** START DATA FOR THIS TASK **

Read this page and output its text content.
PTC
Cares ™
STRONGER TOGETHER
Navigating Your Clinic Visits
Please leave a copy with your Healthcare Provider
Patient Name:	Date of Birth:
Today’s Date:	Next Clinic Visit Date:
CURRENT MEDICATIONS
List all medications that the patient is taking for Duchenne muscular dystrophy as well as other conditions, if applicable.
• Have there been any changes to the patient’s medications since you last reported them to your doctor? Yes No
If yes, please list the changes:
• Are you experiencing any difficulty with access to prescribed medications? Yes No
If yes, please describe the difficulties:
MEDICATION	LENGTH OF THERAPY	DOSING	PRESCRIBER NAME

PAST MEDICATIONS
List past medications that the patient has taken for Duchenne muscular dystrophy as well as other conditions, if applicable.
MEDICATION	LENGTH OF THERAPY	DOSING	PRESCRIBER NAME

** END DATA FOR THIS TASK **

EXERCISE TASK. Exactly reproduce every record.

SOLUTION TO THIS TASK.
Read this page and output its text content.
PTC
Cares ™
STRONGER TOGETHER
Navigating Your Clinic Visits
Please leave a copy with your Healthcare Provider
Patient Name:	Date of Birth:
Today’s Date:	Next Clinic Visit Date:
CURRENT MEDICATIONS
List all medications that the patient is taking for Duchenne muscular dystrophy as well as other conditions, if applicable.
• Have there been any changes to the patient’s medications since you last reported them to your doctor? Yes No
If yes, please list the changes:
• Are you experiencing any difficulty with access to prescribed medications? Yes No
If yes, please describe the difficulties:
MEDICATION	LENGTH OF THERAPY	DOSING	PRESCRIBER NAME

PAST MEDICATIONS
List past medications that the patient has taken for Duchenne muscular dystrophy as well as other conditions, if applicable.
MEDICATION	LENGTH OF THERAPY	DOSING	PRESCRIBER NAME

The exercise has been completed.